Stored data entries
______
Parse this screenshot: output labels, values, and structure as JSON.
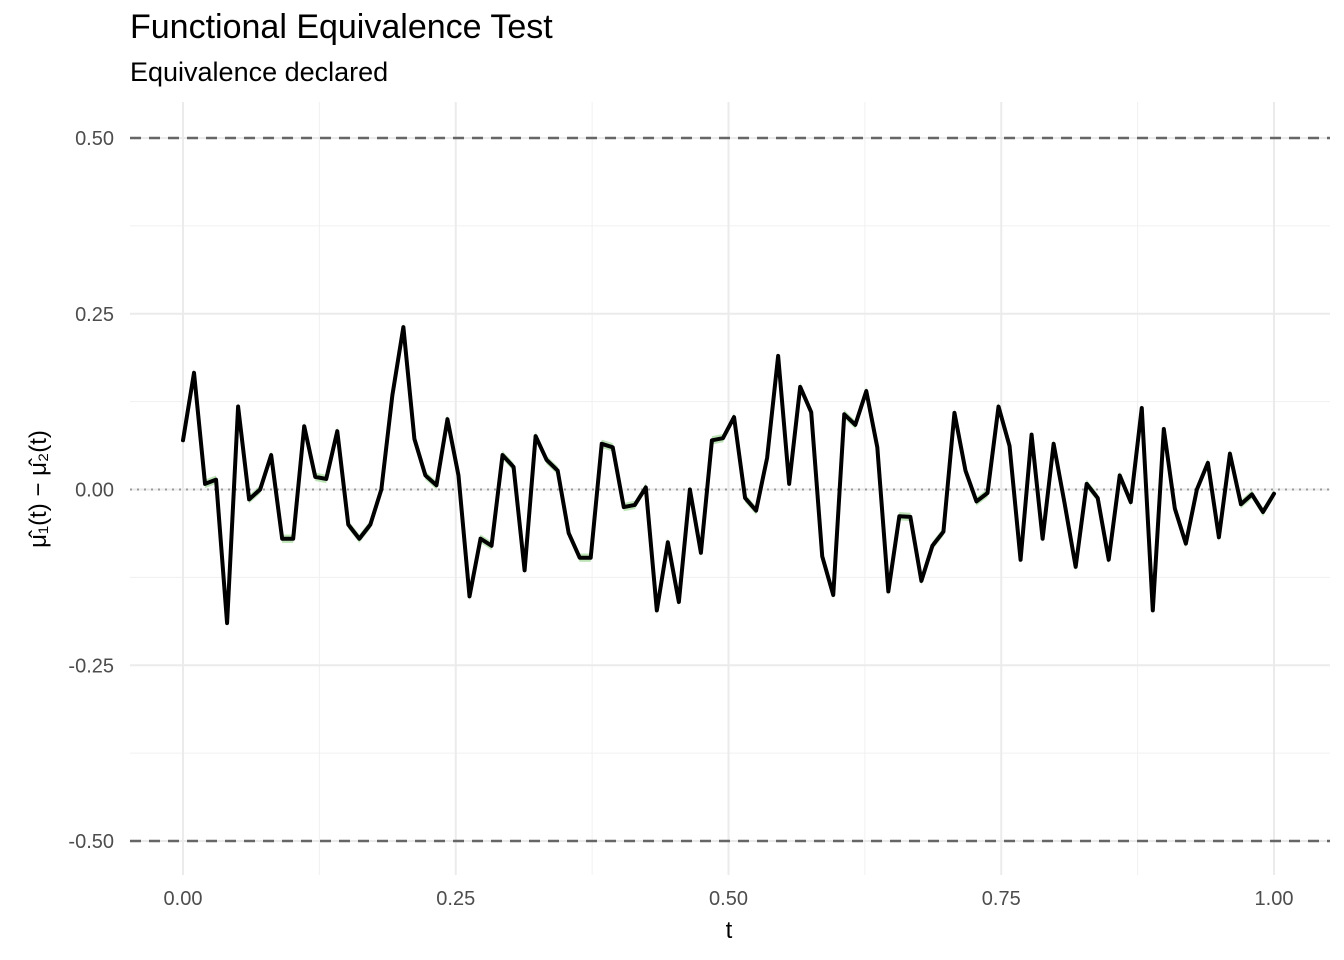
{
  "chart_data": {
    "type": "line",
    "title": "Functional Equivalence Test",
    "subtitle": "Equivalence declared",
    "xlabel": "t",
    "ylabel": "μ̂₁(t) − μ̂₂(t)",
    "xlim": [
      0,
      1
    ],
    "ylim": [
      -0.5,
      0.5
    ],
    "x_ticks": [
      0,
      0.25,
      0.5,
      0.75,
      1
    ],
    "x_tick_labels": [
      "0.00",
      "0.25",
      "0.50",
      "0.75",
      "1.00"
    ],
    "y_ticks": [
      0.5,
      0.25,
      0,
      -0.25,
      -0.5
    ],
    "y_tick_labels": [
      "0.50",
      "0.25",
      "0.00",
      "-0.25",
      "-0.50"
    ],
    "grid": true,
    "equivalence_bounds": [
      -0.5,
      0.5
    ],
    "zero_reference": 0,
    "series": [
      {
        "color": "#000000",
        "band_color": "#a8dba0",
        "band_halfwidth": 0.006,
        "x": [
          0,
          0.0101,
          0.0202,
          0.0303,
          0.0404,
          0.0505,
          0.0606,
          0.0707,
          0.0808,
          0.0909,
          0.101,
          0.1111,
          0.1212,
          0.1313,
          0.1414,
          0.1515,
          0.1616,
          0.1717,
          0.1818,
          0.1919,
          0.202,
          0.2121,
          0.2222,
          0.2323,
          0.2424,
          0.2525,
          0.2626,
          0.2727,
          0.2828,
          0.2929,
          0.303,
          0.3131,
          0.3232,
          0.3333,
          0.3434,
          0.3535,
          0.3636,
          0.3737,
          0.3838,
          0.3939,
          0.404,
          0.4141,
          0.4242,
          0.4343,
          0.4444,
          0.4545,
          0.4646,
          0.4747,
          0.4848,
          0.4949,
          0.5051,
          0.5152,
          0.5253,
          0.5354,
          0.5455,
          0.5556,
          0.5657,
          0.5758,
          0.5859,
          0.596,
          0.6061,
          0.6162,
          0.6263,
          0.6364,
          0.6465,
          0.6566,
          0.6667,
          0.6768,
          0.6869,
          0.697,
          0.7071,
          0.7172,
          0.7273,
          0.7374,
          0.7475,
          0.7576,
          0.7677,
          0.7778,
          0.7879,
          0.798,
          0.8081,
          0.8182,
          0.8283,
          0.8384,
          0.8485,
          0.8586,
          0.8687,
          0.8788,
          0.8889,
          0.899,
          0.9091,
          0.9192,
          0.9293,
          0.9394,
          0.9495,
          0.9596,
          0.9697,
          0.9798,
          0.9899,
          1
        ],
        "y": [
          0.07,
          0.166,
          0.008,
          0.014,
          -0.19,
          0.118,
          -0.014,
          0.0,
          0.049,
          -0.07,
          -0.07,
          0.09,
          0.018,
          0.015,
          0.083,
          -0.05,
          -0.07,
          -0.05,
          0.0,
          0.134,
          0.231,
          0.072,
          0.02,
          0.006,
          0.1,
          0.02,
          -0.152,
          -0.07,
          -0.08,
          0.049,
          0.032,
          -0.115,
          0.076,
          0.042,
          0.027,
          -0.062,
          -0.097,
          -0.097,
          0.065,
          0.06,
          -0.025,
          -0.022,
          0.003,
          -0.172,
          -0.075,
          -0.16,
          0.0,
          -0.09,
          0.07,
          0.073,
          0.103,
          -0.012,
          -0.03,
          0.045,
          0.19,
          0.008,
          0.146,
          0.11,
          -0.095,
          -0.15,
          0.107,
          0.092,
          0.14,
          0.06,
          -0.145,
          -0.038,
          -0.039,
          -0.13,
          -0.08,
          -0.06,
          0.109,
          0.027,
          -0.017,
          -0.005,
          0.118,
          0.062,
          -0.1,
          0.078,
          -0.07,
          0.065,
          -0.02,
          -0.11,
          0.008,
          -0.012,
          -0.1,
          0.02,
          -0.018,
          0.116,
          -0.172,
          0.086,
          -0.027,
          -0.077,
          0.0,
          0.038,
          -0.068,
          0.051,
          -0.021,
          -0.007,
          -0.032,
          -0.006
        ]
      }
    ]
  }
}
______
Each entry shown above must be quoted exactly, with its pictures left out.

Parse this screenshot: output labels, values, and structure as JSON.
{
  "chart_data": {
    "type": "line",
    "title": "Functional Equivalence Test",
    "subtitle": "Equivalence declared",
    "xlabel": "t",
    "ylabel": "μ̂₁(t) − μ̂₂(t)",
    "xlim": [
      0,
      1
    ],
    "ylim": [
      -0.5,
      0.5
    ],
    "x_ticks": [
      0,
      0.25,
      0.5,
      0.75,
      1
    ],
    "x_tick_labels": [
      "0.00",
      "0.25",
      "0.50",
      "0.75",
      "1.00"
    ],
    "y_ticks": [
      0.5,
      0.25,
      0,
      -0.25,
      -0.5
    ],
    "y_tick_labels": [
      "0.50",
      "0.25",
      "0.00",
      "-0.25",
      "-0.50"
    ],
    "grid": true,
    "equivalence_bounds": [
      -0.5,
      0.5
    ],
    "zero_reference": 0,
    "series": [
      {
        "color": "#000000",
        "band_color": "#a8dba0",
        "band_halfwidth": 0.006,
        "x": [
          0,
          0.0101,
          0.0202,
          0.0303,
          0.0404,
          0.0505,
          0.0606,
          0.0707,
          0.0808,
          0.0909,
          0.101,
          0.1111,
          0.1212,
          0.1313,
          0.1414,
          0.1515,
          0.1616,
          0.1717,
          0.1818,
          0.1919,
          0.202,
          0.2121,
          0.2222,
          0.2323,
          0.2424,
          0.2525,
          0.2626,
          0.2727,
          0.2828,
          0.2929,
          0.303,
          0.3131,
          0.3232,
          0.3333,
          0.3434,
          0.3535,
          0.3636,
          0.3737,
          0.3838,
          0.3939,
          0.404,
          0.4141,
          0.4242,
          0.4343,
          0.4444,
          0.4545,
          0.4646,
          0.4747,
          0.4848,
          0.4949,
          0.5051,
          0.5152,
          0.5253,
          0.5354,
          0.5455,
          0.5556,
          0.5657,
          0.5758,
          0.5859,
          0.596,
          0.6061,
          0.6162,
          0.6263,
          0.6364,
          0.6465,
          0.6566,
          0.6667,
          0.6768,
          0.6869,
          0.697,
          0.7071,
          0.7172,
          0.7273,
          0.7374,
          0.7475,
          0.7576,
          0.7677,
          0.7778,
          0.7879,
          0.798,
          0.8081,
          0.8182,
          0.8283,
          0.8384,
          0.8485,
          0.8586,
          0.8687,
          0.8788,
          0.8889,
          0.899,
          0.9091,
          0.9192,
          0.9293,
          0.9394,
          0.9495,
          0.9596,
          0.9697,
          0.9798,
          0.9899,
          1
        ],
        "y": [
          0.07,
          0.166,
          0.008,
          0.014,
          -0.19,
          0.118,
          -0.014,
          0.0,
          0.049,
          -0.07,
          -0.07,
          0.09,
          0.018,
          0.015,
          0.083,
          -0.05,
          -0.07,
          -0.05,
          0.0,
          0.134,
          0.231,
          0.072,
          0.02,
          0.006,
          0.1,
          0.02,
          -0.152,
          -0.07,
          -0.08,
          0.049,
          0.032,
          -0.115,
          0.076,
          0.042,
          0.027,
          -0.062,
          -0.097,
          -0.097,
          0.065,
          0.06,
          -0.025,
          -0.022,
          0.003,
          -0.172,
          -0.075,
          -0.16,
          0.0,
          -0.09,
          0.07,
          0.073,
          0.103,
          -0.012,
          -0.03,
          0.045,
          0.19,
          0.008,
          0.146,
          0.11,
          -0.095,
          -0.15,
          0.107,
          0.092,
          0.14,
          0.06,
          -0.145,
          -0.038,
          -0.039,
          -0.13,
          -0.08,
          -0.06,
          0.109,
          0.027,
          -0.017,
          -0.005,
          0.118,
          0.062,
          -0.1,
          0.078,
          -0.07,
          0.065,
          -0.02,
          -0.11,
          0.008,
          -0.012,
          -0.1,
          0.02,
          -0.018,
          0.116,
          -0.172,
          0.086,
          -0.027,
          -0.077,
          0.0,
          0.038,
          -0.068,
          0.051,
          -0.021,
          -0.007,
          -0.032,
          -0.006
        ]
      }
    ]
  }
}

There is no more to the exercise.